- [DIRECTIVE]:
From the listing below, pull out every line where the string "Clinical" appears.
++++ RECORDS SUPPLIED ++++
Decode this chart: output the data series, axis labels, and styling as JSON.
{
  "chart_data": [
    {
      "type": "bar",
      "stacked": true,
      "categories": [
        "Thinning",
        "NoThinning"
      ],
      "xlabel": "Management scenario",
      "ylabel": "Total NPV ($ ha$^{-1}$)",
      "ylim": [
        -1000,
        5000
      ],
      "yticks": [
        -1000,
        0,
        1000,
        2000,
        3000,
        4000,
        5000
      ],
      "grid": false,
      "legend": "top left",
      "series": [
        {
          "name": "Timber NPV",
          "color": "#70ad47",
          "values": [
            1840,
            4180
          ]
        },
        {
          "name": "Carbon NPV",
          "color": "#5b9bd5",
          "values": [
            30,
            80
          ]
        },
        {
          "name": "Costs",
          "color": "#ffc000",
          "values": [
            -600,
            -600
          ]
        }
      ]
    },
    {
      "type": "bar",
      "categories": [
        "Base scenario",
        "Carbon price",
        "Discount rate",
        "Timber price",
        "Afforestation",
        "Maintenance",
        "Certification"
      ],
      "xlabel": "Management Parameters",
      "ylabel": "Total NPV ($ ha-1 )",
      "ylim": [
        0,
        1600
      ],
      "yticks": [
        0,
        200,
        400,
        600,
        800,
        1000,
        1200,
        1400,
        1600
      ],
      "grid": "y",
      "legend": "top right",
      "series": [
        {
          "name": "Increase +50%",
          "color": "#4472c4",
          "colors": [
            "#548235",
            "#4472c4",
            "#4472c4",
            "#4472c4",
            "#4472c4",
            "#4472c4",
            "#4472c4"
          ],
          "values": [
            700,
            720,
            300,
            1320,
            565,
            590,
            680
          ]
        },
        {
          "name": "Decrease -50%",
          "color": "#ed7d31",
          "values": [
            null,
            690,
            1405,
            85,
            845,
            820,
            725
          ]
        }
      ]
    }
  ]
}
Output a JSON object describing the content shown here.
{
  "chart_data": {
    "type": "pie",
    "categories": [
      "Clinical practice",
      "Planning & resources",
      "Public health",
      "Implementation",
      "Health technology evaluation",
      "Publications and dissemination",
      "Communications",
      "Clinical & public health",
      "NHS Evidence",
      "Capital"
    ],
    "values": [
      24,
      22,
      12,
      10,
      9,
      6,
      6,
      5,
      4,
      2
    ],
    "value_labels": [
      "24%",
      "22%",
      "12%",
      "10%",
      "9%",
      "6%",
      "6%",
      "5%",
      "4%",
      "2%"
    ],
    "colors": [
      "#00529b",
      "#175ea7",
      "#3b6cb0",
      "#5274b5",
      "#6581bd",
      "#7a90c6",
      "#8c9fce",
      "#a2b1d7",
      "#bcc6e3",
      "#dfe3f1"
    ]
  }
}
++++
++++ RECORDS SUPPLIED ++++
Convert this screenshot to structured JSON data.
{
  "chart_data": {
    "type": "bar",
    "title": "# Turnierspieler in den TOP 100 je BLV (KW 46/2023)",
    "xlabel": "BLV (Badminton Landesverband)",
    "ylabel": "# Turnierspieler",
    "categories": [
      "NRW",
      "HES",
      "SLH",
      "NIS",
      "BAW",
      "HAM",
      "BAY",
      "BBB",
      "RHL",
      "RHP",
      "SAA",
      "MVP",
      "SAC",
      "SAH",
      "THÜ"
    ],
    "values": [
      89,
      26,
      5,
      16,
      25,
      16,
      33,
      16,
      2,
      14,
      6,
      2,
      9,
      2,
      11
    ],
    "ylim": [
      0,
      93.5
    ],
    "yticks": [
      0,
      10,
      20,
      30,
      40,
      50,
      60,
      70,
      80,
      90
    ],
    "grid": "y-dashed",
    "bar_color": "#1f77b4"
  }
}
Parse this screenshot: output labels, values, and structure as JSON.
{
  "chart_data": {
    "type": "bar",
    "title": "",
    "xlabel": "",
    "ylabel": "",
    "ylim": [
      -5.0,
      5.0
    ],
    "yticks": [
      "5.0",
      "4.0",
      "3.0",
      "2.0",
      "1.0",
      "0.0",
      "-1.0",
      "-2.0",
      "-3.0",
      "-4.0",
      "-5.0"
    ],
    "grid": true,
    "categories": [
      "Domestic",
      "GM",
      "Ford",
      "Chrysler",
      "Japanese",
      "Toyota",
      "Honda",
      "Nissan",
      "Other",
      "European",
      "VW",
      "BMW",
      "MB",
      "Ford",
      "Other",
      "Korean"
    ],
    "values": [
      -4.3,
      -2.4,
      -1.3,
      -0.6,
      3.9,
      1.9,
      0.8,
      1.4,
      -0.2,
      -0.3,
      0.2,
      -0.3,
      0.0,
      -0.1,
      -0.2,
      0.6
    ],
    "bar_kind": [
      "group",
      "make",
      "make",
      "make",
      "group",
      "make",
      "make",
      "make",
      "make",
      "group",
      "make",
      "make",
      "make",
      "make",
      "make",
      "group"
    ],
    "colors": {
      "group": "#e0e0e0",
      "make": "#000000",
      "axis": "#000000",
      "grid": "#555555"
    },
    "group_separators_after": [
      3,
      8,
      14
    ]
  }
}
++++
- [EXERCISE OUTPUT]:
      "Clinical practice",
      "Clinical & public health",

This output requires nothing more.